Count every line in the data below where "Mission" occurs, then state that number and nothing more.
········
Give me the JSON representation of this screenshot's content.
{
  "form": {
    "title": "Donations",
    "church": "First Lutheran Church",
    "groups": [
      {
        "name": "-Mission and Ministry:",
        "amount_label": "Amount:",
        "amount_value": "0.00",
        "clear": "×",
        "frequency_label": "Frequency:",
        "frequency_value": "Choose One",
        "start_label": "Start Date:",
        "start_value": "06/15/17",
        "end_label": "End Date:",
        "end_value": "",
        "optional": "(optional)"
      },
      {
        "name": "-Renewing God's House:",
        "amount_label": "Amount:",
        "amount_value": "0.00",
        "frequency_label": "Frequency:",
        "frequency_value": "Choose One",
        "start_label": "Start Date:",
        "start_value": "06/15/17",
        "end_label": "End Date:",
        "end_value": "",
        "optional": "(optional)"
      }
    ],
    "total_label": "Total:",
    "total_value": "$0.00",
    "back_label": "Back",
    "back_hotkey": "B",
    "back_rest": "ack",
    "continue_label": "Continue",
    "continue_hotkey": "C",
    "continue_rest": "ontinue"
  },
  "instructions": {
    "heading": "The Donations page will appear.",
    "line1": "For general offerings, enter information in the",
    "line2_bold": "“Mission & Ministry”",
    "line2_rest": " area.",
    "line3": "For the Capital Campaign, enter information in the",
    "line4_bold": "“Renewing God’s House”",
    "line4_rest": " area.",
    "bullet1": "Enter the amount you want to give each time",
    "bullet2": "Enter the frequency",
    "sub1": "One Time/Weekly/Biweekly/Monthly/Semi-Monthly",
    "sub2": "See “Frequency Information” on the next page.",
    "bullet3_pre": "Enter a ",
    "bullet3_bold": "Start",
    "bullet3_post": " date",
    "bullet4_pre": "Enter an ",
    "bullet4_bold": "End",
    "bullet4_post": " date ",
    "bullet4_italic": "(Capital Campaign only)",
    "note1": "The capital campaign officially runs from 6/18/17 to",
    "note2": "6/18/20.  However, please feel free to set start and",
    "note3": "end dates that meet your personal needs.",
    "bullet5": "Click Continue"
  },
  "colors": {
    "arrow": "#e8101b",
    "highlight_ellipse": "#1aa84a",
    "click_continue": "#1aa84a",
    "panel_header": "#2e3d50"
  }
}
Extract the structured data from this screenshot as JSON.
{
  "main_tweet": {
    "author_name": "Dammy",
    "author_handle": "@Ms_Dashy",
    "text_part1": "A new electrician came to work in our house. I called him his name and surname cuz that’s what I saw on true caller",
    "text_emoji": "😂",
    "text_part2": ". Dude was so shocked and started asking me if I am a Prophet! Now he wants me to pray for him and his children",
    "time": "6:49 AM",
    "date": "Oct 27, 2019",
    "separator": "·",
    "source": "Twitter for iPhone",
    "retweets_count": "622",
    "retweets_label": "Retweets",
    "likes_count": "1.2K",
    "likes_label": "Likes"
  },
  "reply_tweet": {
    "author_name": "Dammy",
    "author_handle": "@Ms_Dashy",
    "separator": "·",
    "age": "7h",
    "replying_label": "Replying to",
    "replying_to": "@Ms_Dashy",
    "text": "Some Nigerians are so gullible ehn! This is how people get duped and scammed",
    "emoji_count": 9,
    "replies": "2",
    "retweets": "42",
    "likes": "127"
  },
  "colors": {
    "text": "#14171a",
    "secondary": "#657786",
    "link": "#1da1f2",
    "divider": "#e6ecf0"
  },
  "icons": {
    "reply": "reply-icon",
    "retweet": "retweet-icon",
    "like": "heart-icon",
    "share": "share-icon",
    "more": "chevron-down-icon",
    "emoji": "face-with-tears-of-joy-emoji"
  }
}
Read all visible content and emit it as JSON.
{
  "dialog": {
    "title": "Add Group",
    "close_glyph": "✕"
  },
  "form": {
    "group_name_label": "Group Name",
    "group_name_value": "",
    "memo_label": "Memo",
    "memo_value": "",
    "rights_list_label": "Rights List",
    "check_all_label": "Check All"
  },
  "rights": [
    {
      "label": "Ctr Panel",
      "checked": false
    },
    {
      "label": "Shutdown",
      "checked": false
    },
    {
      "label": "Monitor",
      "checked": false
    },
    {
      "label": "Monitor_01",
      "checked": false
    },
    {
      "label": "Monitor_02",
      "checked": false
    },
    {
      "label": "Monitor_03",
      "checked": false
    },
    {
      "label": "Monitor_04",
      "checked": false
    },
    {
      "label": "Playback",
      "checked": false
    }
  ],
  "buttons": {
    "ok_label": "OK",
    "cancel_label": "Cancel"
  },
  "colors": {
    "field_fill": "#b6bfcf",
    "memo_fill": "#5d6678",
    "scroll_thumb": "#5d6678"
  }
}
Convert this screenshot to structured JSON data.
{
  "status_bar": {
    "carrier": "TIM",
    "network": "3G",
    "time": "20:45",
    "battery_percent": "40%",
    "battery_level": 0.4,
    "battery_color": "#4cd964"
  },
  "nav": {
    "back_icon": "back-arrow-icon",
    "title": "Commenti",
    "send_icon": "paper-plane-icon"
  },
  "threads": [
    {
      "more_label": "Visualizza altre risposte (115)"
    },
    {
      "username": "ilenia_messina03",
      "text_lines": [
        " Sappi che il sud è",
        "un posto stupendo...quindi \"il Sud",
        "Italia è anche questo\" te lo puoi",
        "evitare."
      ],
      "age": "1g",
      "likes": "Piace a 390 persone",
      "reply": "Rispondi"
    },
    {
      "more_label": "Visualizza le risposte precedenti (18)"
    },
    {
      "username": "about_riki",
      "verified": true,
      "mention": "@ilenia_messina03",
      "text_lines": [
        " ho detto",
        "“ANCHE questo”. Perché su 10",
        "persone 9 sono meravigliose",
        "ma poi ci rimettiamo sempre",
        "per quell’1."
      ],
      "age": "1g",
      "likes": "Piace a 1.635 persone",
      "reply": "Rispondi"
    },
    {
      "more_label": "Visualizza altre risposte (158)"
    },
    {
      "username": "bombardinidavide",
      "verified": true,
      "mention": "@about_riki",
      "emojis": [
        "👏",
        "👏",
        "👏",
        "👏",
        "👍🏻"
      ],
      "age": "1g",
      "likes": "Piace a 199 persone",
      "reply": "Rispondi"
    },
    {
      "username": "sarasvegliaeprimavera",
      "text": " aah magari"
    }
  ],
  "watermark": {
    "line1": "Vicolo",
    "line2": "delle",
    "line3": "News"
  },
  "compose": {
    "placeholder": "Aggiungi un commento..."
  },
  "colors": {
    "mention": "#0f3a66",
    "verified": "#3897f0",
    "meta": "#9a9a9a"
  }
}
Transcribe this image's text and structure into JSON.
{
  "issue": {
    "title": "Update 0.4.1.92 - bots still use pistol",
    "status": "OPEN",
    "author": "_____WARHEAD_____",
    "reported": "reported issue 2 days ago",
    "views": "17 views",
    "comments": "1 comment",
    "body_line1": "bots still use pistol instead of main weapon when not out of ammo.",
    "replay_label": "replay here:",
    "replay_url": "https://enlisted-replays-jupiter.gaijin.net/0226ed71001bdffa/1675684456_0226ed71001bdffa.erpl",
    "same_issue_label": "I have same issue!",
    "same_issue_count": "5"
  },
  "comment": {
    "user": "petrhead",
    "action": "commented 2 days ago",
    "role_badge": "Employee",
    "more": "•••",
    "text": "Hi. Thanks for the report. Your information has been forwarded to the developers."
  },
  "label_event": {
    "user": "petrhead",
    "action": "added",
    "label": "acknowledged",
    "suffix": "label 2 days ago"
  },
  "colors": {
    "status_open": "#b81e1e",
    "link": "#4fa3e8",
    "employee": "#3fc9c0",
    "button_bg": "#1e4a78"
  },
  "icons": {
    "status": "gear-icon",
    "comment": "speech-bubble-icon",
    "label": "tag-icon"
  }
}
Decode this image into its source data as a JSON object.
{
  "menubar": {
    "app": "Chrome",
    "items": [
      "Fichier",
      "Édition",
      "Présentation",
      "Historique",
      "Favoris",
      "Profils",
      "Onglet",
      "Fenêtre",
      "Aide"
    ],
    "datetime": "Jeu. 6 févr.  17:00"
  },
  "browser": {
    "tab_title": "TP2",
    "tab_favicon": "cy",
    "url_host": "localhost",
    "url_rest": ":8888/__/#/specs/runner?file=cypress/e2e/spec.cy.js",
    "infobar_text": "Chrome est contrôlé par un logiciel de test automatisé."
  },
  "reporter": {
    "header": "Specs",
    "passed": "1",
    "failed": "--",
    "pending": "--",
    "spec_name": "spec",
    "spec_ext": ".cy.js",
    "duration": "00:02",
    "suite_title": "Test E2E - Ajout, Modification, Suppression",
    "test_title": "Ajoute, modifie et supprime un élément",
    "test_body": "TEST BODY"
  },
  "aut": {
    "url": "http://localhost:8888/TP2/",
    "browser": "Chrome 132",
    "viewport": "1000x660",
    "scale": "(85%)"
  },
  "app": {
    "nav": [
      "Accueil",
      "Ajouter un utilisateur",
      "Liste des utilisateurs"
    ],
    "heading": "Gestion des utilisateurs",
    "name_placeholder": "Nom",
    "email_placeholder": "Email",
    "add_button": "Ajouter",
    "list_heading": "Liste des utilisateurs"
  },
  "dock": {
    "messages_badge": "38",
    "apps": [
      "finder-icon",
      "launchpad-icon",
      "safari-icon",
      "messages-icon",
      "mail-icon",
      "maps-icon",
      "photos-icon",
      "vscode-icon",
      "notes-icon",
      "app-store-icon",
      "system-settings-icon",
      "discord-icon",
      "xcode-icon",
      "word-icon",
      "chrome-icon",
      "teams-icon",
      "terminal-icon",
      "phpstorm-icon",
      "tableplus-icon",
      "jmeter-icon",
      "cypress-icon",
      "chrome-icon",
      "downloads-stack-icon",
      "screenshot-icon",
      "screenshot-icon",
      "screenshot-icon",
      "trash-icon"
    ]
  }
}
········
**Solution to this problem:**
2